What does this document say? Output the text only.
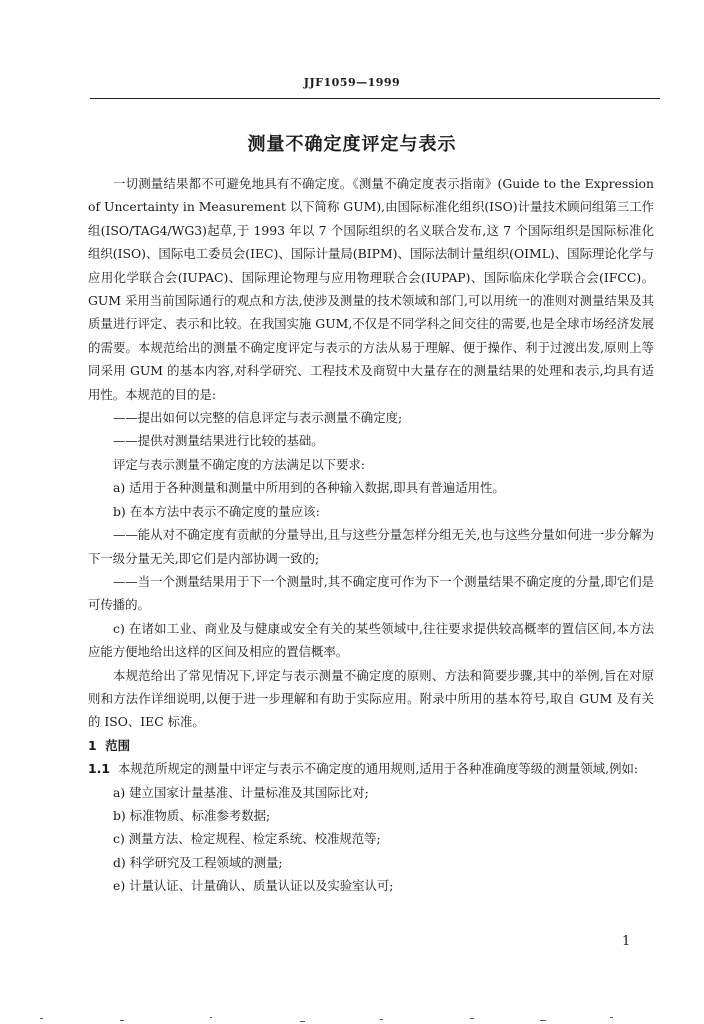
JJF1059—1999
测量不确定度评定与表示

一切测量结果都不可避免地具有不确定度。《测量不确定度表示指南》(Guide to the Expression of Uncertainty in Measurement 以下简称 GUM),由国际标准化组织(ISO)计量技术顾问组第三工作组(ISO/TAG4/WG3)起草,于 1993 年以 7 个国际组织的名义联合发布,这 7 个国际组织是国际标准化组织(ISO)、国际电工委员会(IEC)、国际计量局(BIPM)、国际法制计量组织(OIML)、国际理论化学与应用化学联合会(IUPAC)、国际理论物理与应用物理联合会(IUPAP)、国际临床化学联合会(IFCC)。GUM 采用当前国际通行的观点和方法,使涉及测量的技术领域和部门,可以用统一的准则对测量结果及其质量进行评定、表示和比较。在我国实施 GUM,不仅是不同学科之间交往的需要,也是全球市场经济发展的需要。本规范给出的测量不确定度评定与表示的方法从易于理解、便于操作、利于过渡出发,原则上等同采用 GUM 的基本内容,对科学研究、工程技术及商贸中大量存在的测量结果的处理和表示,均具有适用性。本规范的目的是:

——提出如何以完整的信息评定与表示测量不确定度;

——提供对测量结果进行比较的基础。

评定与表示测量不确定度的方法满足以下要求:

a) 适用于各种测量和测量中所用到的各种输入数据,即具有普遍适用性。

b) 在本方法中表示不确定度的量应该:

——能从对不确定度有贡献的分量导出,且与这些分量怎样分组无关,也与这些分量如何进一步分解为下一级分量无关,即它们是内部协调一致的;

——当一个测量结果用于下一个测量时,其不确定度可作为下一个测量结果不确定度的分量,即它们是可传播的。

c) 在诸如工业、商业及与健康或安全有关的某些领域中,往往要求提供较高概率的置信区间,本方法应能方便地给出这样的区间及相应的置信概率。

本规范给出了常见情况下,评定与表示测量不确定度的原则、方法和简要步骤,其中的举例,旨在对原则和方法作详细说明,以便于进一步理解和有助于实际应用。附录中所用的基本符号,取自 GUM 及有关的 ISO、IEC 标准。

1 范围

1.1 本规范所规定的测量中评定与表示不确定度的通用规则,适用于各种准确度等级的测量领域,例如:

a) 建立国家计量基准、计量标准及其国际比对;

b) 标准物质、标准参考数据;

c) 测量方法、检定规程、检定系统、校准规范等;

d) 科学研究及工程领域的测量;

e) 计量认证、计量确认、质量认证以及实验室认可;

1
*****
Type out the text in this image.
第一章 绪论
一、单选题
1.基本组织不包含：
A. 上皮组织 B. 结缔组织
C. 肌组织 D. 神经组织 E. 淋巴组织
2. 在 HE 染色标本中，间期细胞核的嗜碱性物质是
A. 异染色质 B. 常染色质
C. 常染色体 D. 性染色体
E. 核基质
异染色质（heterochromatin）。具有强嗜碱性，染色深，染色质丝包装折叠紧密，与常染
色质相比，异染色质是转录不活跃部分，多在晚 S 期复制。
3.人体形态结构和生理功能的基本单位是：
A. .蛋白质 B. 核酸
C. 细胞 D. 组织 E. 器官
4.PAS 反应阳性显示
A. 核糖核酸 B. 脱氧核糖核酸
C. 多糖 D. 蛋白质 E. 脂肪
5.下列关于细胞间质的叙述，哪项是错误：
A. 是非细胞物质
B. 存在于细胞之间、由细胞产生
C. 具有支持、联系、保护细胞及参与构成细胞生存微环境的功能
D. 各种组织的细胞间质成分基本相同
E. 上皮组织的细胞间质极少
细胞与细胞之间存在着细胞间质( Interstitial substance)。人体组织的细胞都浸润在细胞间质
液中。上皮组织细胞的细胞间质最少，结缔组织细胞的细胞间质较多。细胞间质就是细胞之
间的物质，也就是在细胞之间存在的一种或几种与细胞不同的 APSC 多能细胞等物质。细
*****
REQUIREMENT ▸ Copy each line of the listing in which the word "text" can be found.

THE COMPLETED TASK ▸
What does this document say? Output the text only.
Type out the text in this image.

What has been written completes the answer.